• **Input material**

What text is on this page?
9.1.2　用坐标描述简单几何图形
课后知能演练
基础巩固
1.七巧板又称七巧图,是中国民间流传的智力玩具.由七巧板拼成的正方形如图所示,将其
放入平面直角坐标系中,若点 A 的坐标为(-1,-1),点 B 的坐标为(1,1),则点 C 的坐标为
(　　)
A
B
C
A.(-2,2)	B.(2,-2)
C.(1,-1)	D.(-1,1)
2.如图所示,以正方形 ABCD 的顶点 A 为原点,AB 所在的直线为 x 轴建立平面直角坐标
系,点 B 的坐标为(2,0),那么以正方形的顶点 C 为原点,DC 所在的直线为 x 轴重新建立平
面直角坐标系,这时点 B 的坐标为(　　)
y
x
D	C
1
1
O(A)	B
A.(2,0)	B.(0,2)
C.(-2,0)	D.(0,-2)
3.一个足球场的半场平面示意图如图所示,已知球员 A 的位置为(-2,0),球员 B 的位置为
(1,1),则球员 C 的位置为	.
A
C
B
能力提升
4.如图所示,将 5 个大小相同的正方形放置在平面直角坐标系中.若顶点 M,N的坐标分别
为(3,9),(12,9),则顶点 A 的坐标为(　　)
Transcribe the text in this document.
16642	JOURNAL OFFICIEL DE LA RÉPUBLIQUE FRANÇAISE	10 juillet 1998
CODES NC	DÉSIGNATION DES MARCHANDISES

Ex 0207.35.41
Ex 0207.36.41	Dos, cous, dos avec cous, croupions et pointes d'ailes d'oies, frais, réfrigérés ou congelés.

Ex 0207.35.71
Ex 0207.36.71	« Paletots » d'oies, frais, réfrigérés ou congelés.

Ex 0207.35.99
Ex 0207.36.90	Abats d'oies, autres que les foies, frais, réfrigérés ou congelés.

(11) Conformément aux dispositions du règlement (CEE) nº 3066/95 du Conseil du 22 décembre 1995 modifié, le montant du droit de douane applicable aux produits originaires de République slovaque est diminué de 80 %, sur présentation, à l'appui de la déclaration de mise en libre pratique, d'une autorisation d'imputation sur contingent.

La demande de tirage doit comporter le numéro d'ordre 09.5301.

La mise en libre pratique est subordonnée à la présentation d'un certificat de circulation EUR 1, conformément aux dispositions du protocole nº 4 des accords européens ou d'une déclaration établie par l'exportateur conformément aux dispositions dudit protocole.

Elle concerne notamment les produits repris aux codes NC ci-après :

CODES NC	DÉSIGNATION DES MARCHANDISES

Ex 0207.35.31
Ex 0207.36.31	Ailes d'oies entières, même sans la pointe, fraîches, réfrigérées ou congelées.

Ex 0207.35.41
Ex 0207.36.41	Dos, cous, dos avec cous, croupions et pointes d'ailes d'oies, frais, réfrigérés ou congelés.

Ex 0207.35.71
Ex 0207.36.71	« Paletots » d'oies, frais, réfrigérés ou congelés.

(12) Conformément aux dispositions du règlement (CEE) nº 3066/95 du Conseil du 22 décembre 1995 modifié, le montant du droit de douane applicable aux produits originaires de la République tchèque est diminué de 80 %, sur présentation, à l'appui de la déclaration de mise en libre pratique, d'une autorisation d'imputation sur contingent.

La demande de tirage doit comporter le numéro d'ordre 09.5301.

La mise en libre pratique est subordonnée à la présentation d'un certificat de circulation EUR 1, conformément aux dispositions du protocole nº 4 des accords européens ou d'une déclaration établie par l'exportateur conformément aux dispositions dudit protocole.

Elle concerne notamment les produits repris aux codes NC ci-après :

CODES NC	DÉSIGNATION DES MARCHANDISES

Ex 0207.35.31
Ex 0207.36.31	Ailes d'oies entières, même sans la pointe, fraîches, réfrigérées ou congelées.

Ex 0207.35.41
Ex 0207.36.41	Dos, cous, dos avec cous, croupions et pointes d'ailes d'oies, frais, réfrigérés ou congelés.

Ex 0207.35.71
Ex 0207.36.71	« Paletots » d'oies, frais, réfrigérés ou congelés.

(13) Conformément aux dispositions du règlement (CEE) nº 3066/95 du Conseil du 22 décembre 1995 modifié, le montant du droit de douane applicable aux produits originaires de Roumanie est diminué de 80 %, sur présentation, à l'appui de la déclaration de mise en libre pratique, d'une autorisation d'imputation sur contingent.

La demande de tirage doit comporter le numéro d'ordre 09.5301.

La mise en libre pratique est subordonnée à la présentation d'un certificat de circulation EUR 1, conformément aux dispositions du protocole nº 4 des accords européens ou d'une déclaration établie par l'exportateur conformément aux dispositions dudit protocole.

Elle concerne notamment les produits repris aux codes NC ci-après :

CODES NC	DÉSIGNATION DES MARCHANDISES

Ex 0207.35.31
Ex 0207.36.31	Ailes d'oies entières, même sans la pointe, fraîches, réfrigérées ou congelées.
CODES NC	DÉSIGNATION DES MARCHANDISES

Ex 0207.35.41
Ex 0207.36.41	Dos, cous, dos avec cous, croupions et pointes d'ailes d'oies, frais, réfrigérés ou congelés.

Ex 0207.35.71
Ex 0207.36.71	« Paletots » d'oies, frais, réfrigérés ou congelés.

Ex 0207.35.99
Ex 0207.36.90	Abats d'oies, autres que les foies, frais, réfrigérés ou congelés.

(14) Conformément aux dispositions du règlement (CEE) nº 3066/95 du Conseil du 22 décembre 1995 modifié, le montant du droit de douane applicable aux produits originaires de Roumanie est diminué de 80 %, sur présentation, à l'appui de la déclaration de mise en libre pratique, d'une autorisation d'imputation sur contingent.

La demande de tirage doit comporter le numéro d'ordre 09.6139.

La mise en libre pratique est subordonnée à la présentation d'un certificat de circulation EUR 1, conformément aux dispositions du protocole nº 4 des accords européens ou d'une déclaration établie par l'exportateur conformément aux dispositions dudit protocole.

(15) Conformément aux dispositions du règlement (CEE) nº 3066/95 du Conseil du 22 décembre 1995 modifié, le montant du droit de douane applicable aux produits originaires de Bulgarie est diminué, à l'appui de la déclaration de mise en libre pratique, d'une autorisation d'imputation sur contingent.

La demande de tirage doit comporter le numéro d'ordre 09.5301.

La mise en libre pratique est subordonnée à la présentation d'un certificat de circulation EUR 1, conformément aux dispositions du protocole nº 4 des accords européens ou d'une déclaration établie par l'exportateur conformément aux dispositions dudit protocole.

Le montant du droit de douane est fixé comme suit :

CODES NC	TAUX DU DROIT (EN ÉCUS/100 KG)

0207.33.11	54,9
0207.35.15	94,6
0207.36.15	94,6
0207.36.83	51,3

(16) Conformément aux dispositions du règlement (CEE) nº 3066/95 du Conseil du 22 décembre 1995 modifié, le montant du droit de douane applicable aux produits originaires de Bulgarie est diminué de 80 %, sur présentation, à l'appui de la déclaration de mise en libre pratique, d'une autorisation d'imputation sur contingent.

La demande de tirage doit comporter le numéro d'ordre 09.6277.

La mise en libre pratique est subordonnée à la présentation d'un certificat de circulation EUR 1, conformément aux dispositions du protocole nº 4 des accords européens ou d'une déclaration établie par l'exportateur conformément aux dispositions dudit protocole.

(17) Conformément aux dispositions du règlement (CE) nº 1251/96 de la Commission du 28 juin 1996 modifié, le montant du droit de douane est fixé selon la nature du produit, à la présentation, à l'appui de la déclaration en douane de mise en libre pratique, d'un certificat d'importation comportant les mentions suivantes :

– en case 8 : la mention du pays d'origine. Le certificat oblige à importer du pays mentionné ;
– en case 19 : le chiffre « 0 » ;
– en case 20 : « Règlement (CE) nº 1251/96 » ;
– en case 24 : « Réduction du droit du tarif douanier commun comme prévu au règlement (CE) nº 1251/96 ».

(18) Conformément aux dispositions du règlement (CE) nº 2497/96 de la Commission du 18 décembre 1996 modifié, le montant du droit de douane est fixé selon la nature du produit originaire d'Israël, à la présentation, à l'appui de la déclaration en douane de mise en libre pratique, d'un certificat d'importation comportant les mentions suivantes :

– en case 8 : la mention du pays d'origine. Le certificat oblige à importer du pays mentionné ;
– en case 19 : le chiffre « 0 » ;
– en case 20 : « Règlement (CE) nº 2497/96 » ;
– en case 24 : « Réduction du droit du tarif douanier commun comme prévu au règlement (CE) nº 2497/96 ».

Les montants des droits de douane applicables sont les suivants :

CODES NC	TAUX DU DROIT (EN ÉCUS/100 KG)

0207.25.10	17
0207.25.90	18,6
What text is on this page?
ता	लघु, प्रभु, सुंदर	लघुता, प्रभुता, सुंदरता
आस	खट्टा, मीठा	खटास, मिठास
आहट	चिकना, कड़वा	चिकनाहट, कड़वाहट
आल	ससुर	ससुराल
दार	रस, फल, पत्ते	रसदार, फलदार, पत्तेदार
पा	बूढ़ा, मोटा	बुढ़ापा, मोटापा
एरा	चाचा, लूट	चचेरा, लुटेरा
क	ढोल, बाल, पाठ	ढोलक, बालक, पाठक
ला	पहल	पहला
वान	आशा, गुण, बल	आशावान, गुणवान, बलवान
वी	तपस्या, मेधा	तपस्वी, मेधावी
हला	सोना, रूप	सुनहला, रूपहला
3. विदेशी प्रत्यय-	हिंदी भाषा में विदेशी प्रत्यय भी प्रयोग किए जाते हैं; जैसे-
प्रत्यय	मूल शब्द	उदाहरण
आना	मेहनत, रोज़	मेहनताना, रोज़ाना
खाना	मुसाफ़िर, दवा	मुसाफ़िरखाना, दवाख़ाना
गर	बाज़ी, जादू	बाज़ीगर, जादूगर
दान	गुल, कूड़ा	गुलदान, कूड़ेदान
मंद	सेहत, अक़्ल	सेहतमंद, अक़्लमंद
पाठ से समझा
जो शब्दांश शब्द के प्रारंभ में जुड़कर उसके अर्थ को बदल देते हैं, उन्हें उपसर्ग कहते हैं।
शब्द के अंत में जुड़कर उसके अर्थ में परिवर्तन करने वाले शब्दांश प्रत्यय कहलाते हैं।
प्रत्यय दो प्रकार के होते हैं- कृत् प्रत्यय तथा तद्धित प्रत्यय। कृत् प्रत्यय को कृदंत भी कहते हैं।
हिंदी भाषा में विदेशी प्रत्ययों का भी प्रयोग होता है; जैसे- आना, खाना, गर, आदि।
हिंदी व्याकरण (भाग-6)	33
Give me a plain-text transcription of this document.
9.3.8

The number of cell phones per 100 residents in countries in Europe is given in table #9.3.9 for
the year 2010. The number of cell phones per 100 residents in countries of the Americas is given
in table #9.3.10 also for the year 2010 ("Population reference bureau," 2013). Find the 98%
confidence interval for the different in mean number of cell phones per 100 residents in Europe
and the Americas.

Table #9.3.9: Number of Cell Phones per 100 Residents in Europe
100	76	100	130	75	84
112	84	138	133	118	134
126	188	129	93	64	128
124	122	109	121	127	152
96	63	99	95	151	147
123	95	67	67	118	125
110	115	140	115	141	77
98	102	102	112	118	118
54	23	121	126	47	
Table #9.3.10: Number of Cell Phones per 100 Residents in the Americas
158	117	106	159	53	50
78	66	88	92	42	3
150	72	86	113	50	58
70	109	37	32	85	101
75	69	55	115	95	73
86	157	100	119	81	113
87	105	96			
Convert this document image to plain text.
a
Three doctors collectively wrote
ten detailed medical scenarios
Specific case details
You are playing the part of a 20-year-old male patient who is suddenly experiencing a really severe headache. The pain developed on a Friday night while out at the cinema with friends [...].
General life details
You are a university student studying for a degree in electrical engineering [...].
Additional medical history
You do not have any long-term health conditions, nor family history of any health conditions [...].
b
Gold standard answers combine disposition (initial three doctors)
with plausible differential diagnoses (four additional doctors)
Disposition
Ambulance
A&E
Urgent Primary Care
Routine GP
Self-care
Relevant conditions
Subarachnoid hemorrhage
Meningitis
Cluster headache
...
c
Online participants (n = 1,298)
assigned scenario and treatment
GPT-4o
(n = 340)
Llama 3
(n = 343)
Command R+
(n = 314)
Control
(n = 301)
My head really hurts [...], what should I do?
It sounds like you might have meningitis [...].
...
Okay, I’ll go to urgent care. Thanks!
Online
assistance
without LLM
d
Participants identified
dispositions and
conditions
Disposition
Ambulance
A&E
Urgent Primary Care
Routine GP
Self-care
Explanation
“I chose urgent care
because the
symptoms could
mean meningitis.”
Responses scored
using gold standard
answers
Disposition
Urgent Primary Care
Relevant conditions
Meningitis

• **The exercise**
Keep only those lines of the records that hold "details", and return them.

• **Result of the exercise**
Specific case details
General life details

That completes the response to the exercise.